→ Goal
Find the lines with "which" in them and copy them out.

→ Data supplied
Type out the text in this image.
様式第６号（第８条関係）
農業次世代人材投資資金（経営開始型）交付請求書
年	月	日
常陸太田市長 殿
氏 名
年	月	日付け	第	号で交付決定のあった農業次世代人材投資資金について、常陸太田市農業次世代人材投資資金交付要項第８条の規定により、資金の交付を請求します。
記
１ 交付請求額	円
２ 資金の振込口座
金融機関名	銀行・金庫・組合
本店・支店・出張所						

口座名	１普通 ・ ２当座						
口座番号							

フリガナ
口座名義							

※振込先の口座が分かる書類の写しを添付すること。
--
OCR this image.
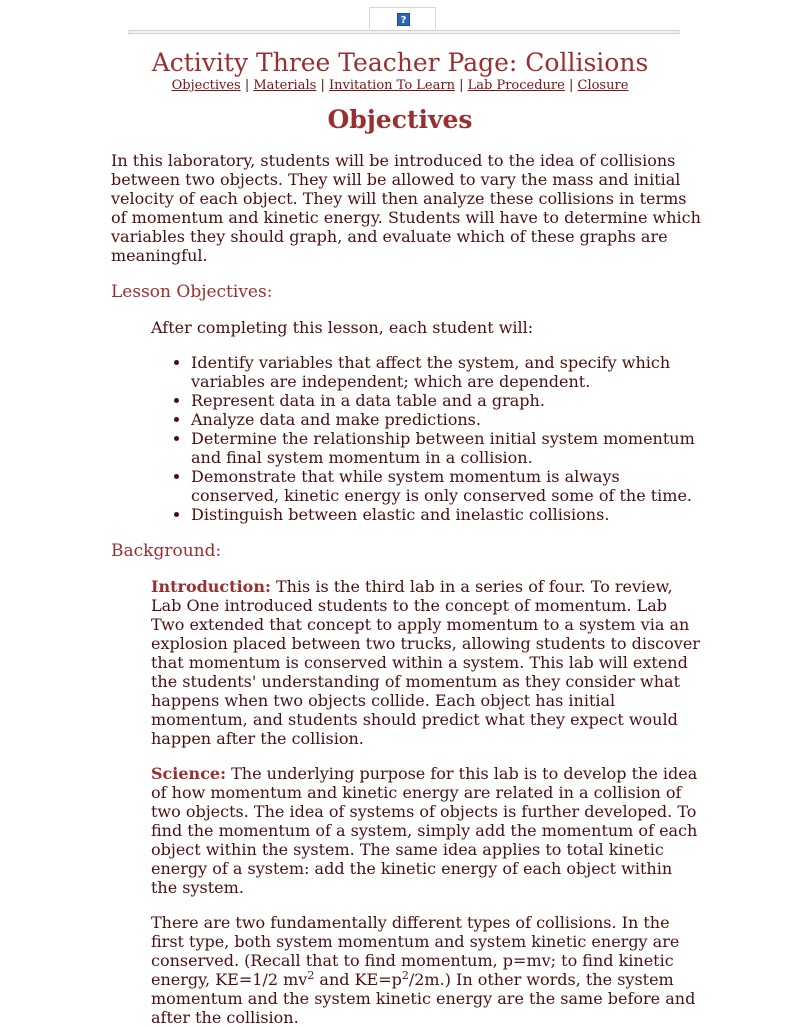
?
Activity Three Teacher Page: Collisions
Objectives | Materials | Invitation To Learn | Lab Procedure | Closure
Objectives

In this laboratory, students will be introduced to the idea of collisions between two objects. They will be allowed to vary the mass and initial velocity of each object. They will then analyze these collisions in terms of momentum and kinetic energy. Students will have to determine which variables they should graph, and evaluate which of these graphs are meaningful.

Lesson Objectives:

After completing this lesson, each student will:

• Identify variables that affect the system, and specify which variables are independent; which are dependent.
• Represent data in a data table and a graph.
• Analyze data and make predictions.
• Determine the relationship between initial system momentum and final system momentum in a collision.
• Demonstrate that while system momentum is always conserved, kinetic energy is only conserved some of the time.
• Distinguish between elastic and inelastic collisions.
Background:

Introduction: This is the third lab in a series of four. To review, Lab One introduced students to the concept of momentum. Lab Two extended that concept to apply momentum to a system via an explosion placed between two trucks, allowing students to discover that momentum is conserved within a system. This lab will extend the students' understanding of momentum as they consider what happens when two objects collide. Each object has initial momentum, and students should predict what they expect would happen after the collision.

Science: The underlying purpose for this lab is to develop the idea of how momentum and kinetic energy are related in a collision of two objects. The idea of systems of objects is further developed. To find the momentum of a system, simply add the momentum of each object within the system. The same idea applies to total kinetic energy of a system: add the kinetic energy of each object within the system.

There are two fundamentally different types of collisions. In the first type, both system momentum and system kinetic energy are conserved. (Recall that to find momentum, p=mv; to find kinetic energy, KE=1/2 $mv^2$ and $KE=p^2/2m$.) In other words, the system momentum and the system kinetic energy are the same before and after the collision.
--
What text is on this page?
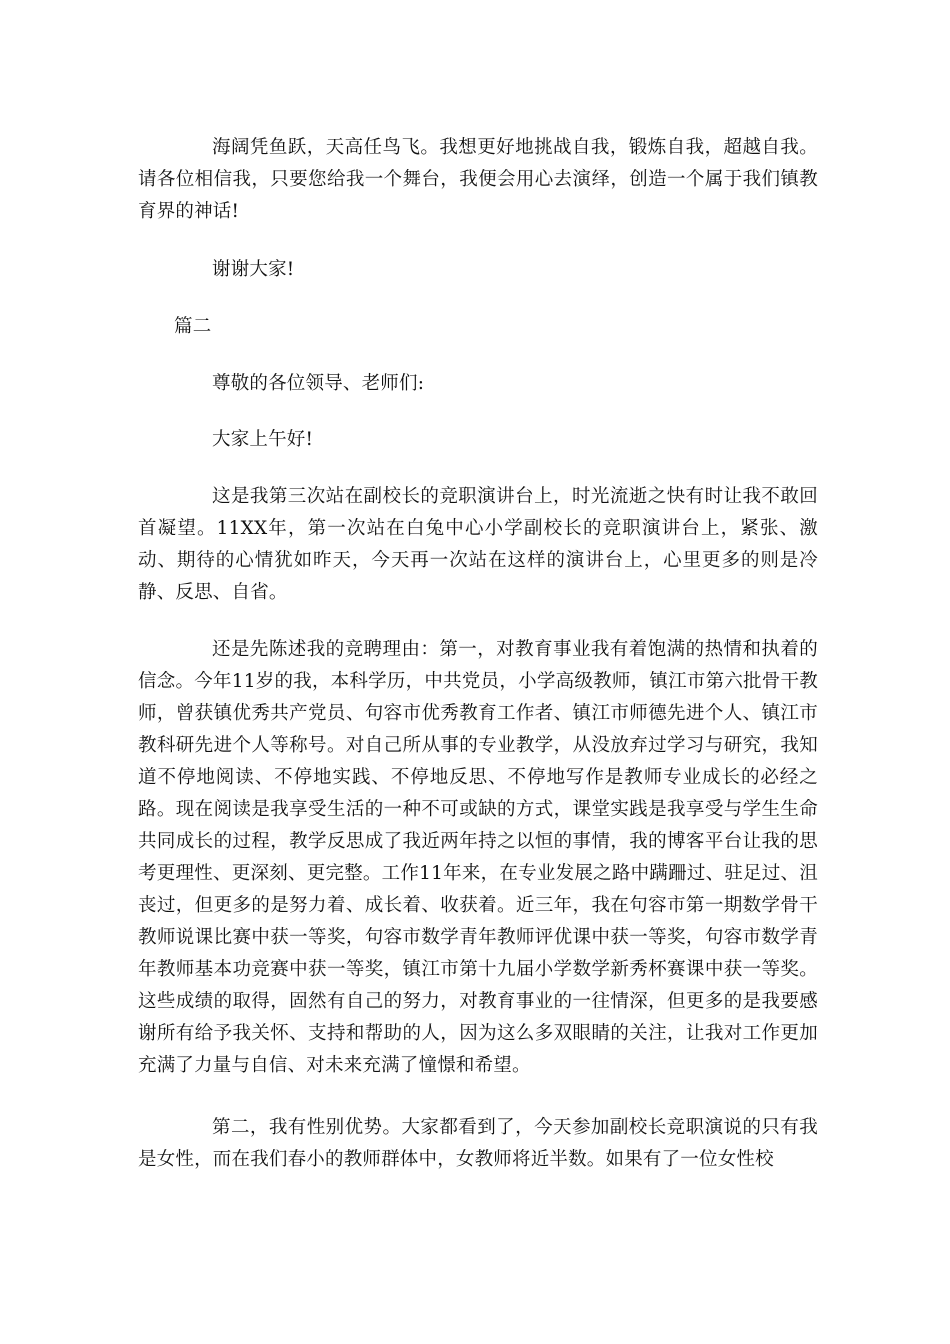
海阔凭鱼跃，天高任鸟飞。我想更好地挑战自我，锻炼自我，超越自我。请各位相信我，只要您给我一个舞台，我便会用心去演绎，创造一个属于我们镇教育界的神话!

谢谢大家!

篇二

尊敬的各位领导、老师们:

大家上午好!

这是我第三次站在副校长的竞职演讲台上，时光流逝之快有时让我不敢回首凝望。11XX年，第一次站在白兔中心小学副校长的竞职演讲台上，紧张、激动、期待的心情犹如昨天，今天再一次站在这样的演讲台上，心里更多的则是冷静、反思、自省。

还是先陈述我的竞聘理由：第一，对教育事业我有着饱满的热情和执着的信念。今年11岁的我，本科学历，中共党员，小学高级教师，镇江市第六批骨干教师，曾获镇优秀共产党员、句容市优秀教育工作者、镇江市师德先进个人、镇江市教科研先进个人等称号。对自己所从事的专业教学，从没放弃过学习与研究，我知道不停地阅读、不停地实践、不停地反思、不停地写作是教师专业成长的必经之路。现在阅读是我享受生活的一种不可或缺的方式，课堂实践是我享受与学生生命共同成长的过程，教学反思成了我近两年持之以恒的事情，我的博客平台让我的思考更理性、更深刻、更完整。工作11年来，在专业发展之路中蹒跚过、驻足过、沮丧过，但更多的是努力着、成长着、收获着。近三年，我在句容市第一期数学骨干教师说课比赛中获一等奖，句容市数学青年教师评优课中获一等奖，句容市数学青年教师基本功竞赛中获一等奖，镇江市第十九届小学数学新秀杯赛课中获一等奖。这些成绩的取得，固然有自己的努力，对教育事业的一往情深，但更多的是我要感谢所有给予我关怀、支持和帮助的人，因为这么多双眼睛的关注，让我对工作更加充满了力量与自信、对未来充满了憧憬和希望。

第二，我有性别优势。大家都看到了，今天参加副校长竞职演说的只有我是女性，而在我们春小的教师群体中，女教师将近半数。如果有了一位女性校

→ The result
In this laboratory, students will be introduced to the idea of collisions between two objects. They will be allowed to vary the mass and initial velocity of each object. They will then analyze these collisions in terms of momentum and kinetic energy. Students will have to determine which variables they should graph, and evaluate which of these graphs are meaningful.
• Identify variables that affect the system, and specify which variables are independent; which are dependent.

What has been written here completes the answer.